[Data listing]
________________________________________
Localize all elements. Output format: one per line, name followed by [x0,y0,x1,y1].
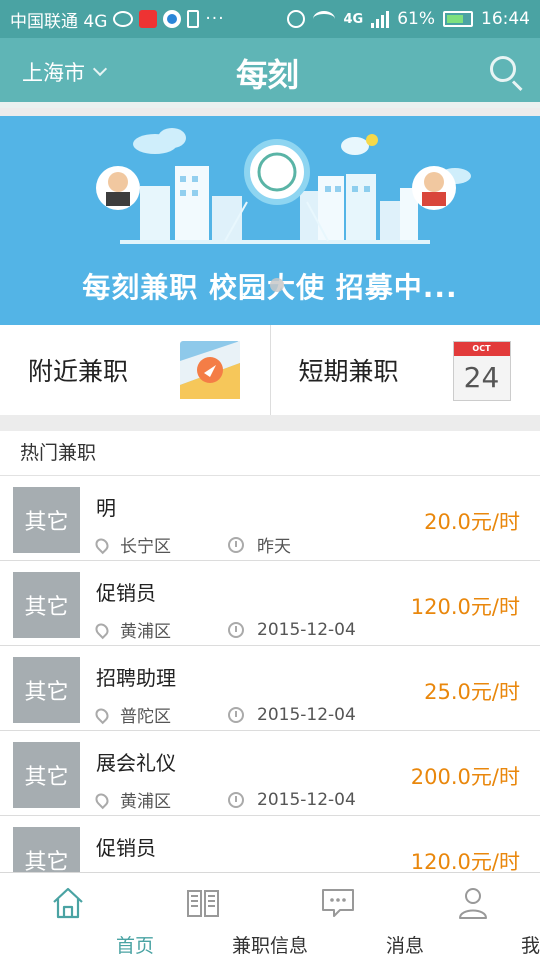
job-category-tag: 其它 [13,657,80,723]
weibo-icon [113,11,134,27]
home-icon [52,887,83,919]
battery-icon [443,11,473,27]
signal-icon [371,10,390,28]
nearby-jobs-label: 附近兼职 [28,357,129,386]
user-icon [458,888,487,919]
app-header: 上海市 每刻 [0,38,540,108]
location-pin-icon [92,620,112,639]
app-notification-icon [139,10,158,28]
job-title: 展会礼仪 [96,751,176,775]
clock-icon [228,621,244,638]
job-time: 2015-12-04 [257,789,356,810]
job-price: 120.0元/时 [410,595,520,619]
bottom-nav: 首页 兼职信息 消息 我的 [0,872,540,960]
job-item[interactable]: 其它 明 长宁区 昨天 20.0元/时 [0,476,540,561]
job-time: 2015-12-04 [257,704,356,725]
job-district: 普陀区 [120,707,171,727]
clock-icon [228,791,244,808]
network-type-label: 4G [343,11,364,27]
search-icon[interactable] [490,56,516,82]
quick-entries: 附近兼职 短期兼职 OCT 24 [0,325,540,415]
job-category-tag: 其它 [13,572,80,638]
job-title: 促销员 [96,581,156,605]
section-title: 热门兼职 [0,431,540,476]
nav-home[interactable]: 首页 [0,873,154,960]
battery-percent: 61% [397,9,435,29]
carousel-indicator [270,278,284,292]
wifi-icon [313,11,336,27]
browser-notification-icon [163,10,182,28]
job-meta: 黄浦区 2015-12-04 [92,617,356,642]
promo-banner[interactable]: 每刻兼职 校园大使 招募中... [0,116,540,325]
job-meta: 长宁区 昨天 [92,532,291,557]
calendar-month: OCT [453,342,510,356]
job-price: 120.0元/时 [410,850,520,872]
clock-icon [228,706,244,723]
job-category-tag: 其它 [13,827,80,872]
book-icon [186,890,219,917]
clock-icon [228,536,244,553]
calendar-day: 24 [463,361,500,394]
more-notifications-icon: ··· [205,9,225,29]
nav-messages[interactable]: 消息 [270,873,424,960]
job-item[interactable]: 其它 促销员 黄浦区 2015-12-04 120.0元/时 [0,561,540,646]
nav-mine-label: 我的 [520,935,540,957]
message-icon [321,889,354,917]
job-price: 25.0元/时 [424,680,520,704]
job-meta: 黄浦区 2015-12-04 [92,787,356,812]
job-item[interactable]: 其它 招聘助理 普陀区 2015-12-04 25.0元/时 [0,646,540,731]
status-bar: 中国联通 4G ··· 4G 61% 16:44 [0,0,540,38]
short-term-jobs-label: 短期兼职 [298,357,399,386]
nav-mine[interactable]: 我的 [405,873,540,960]
location-pin-icon [92,790,112,809]
job-category-tag: 其它 [13,487,80,553]
job-item[interactable]: 其它 促销员 120.0元/时 [0,816,540,872]
job-title: 促销员 [96,836,156,860]
job-district: 黄浦区 [120,792,171,812]
job-category-tag: 其它 [13,742,80,808]
map-icon [180,341,240,399]
job-title: 招聘助理 [96,666,176,690]
city-selector[interactable]: 上海市 [22,57,108,87]
job-time: 2015-12-04 [257,619,356,640]
clock-time: 16:44 [481,9,530,29]
alarm-icon [287,10,306,28]
job-title: 明 [96,496,116,520]
short-term-jobs-entry[interactable]: 短期兼职 OCT 24 [269,325,540,415]
job-meta: 普陀区 2015-12-04 [92,702,356,727]
job-item[interactable]: 其它 展会礼仪 黄浦区 2015-12-04 200.0元/时 [0,731,540,816]
city-label: 上海市 [22,61,85,85]
location-pin-icon [92,535,112,554]
job-time: 昨天 [257,537,291,557]
job-district: 长宁区 [120,537,171,557]
job-price: 20.0元/时 [424,510,520,534]
job-list: 其它 明 长宁区 昨天 20.0元/时 其它 促销员 黄浦区 2015-12-0… [0,476,540,872]
clipboard-icon [187,10,200,28]
nearby-jobs-entry[interactable]: 附近兼职 [0,325,270,415]
calendar-icon: OCT 24 [452,341,511,401]
job-price: 200.0元/时 [410,765,520,789]
app-logo: 每刻 [236,56,299,94]
job-district: 黄浦区 [120,622,171,642]
chevron-down-icon [92,61,108,77]
carrier-label: 中国联通 4G [10,11,108,32]
nav-job-info[interactable]: 兼职信息 [135,873,308,960]
location-pin-icon [92,705,112,724]
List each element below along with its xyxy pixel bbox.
________________________________________
Requirement:
Lay out every line of the rows above as a JSON list of strings, one string per line, with blank lines and pictures left out.

Result of the task:
[
  "Localize all elements. Output format: one per line, name followed by [x0,y0,x1,y1].",
  "job-category-tag: 其它 [13,657,80,723]",
  "weibo-icon [113,11,134,27]",
  "home-icon [52,887,83,919]",
  "battery-icon [443,11,473,27]",
  "signal-icon [371,10,390,28]",
  "nearby-jobs-label: 附近兼职 [28,357,129,386]",
  "user-icon [458,888,487,919]",
  "app-header: 上海市 每刻 [0,38,540,108]",
  "location-pin-icon [92,620,112,639]",
  "app-notification-icon [139,10,158,28]",
  "job-title: 展会礼仪 [96,751,176,775]",
  "clock-icon [228,621,244,638]",
  "job-time: 2015-12-04 [257,789,356,810]",
  "job-price: 120.0元/时 [410,595,520,619]",
  "bottom-nav: 首页 兼职信息 消息 我的 [0,872,540,960]",
  "job-item[interactable]: 其它 明 长宁区 昨天 20.0元/时 [0,476,540,561]",
  "job-time: 2015-12-04 [257,704,356,725]",
  "job-district: 普陀区 [120,707,171,727]",
  "clock-icon [228,791,244,808]",
  "network-type-label: 4G [343,11,364,27]",
  "search-icon[interactable] [490,56,516,82]",
  "quick-entries: 附近兼职 短期兼职 OCT 24 [0,325,540,415]",
  "job-category-tag: 其它 [13,572,80,638]",
  "job-title: 促销员 [96,581,156,605]",
  "section-title: 热门兼职 [0,431,540,476]",
  "nav-home[interactable]: 首页 [0,873,154,960]",
  "battery-percent: 61% [397,9,435,29]",
  "carousel-indicator [270,278,284,292]",
  "wifi-icon [313,11,336,27]",
  "browser-notification-icon [163,10,182,28]",
  "job-meta: 黄浦区 2015-12-04 [92,617,356,642]",
  "promo-banner[interactable]: 每刻兼职 校园大使 招募中... [0,116,540,325]",
  "job-meta: 长宁区 昨天 [92,532,291,557]",
  "calendar-month: OCT [453,342,510,356]",
  "job-price: 120.0元/时 [410,850,520,872]",
  "clock-icon [228,706,244,723]",
  "job-category-tag: 其它 [13,827,80,872]",
  "book-icon [186,890,219,917]",
  "clock-icon [228,536,244,553]",
  "calendar-day: 24 [463,361,500,394]",
  "more-notifications-icon: ··· [205,9,225,29]",
  "nav-messages[interactable]: 消息 [270,873,424,960]",
  "job-item[interactable]: 其它 促销员 黄浦区 2015-12-04 120.0元/时 [0,561,540,646]",
  "nav-mine-label: 我的 [520,935,540,957]",
  "message-icon [321,889,354,917]",
  "job-price: 25.0元/时 [424,680,520,704]",
  "job-meta: 黄浦区 2015-12-04 [92,787,356,812]",
  "job-item[interactable]: 其它 招聘助理 普陀区 2015-12-04 25.0元/时 [0,646,540,731]",
  "status-bar: 中国联通 4G ··· 4G 61% 16:44 [0,0,540,38]",
  "short-term-jobs-label: 短期兼职 [298,357,399,386]",
  "nav-mine[interactable]: 我的 [405,873,540,960]",
  "location-pin-icon [92,790,112,809]",
  "job-category-tag: 其它 [13,487,80,553]",
  "job-item[interactable]: 其它 促销员 120.0元/时 [0,816,540,872]",
  "job-title: 促销员 [96,836,156,860]",
  "job-district: 黄浦区 [120,792,171,812]",
  "job-category-tag: 其它 [13,742,80,808]",
  "map-icon [180,341,240,399]",
  "job-title: 招聘助理 [96,666,176,690]",
  "city-selector[interactable]: 上海市 [22,57,108,87]",
  "job-time: 2015-12-04 [257,619,356,640]",
  "clock-time: 16:44 [481,9,530,29]",
  "alarm-icon [287,10,306,28]",
  "job-title: 明 [96,496,116,520]",
  "short-term-jobs-entry[interactable]: 短期兼职 OCT 24 [269,325,540,415]",
  "job-meta: 普陀区 2015-12-04 [92,702,356,727]",
  "job-item[interactable]: 其它 展会礼仪 黄浦区 2015-12-04 200.0元/时 [0,731,540,816]",
  "city-label: 上海市 [22,61,85,85]",
  "location-pin-icon [92,535,112,554]",
  "job-time: 昨天 [257,537,291,557]",
  "job-district: 长宁区 [120,537,171,557]",
  "job-price: 20.0元/时 [424,510,520,534]",
  "job-list: 其它 明 长宁区 昨天 20.0元/时 其它 促销员 黄浦区 2015-12-0… [0,476,540,872]",
  "clipboard-icon [187,10,200,28]",
  "nearby-jobs-entry[interactable]: 附近兼职 [0,325,270,415]",
  "calendar-icon: OCT 24 [452,341,511,401]",
  "job-price: 200.0元/时 [410,765,520,789]",
  "app-logo: 每刻 [236,56,299,94]",
  "job-district: 黄浦区 [120,622,171,642]",
  "chevron-down-icon [92,61,108,77]",
  "carrier-label: 中国联通 4G [10,11,108,32]",
  "nav-job-info[interactable]: 兼职信息 [135,873,308,960]",
  "location-pin-icon [92,705,112,724]",
  "List each element below along with its xyxy pixel bbox."
]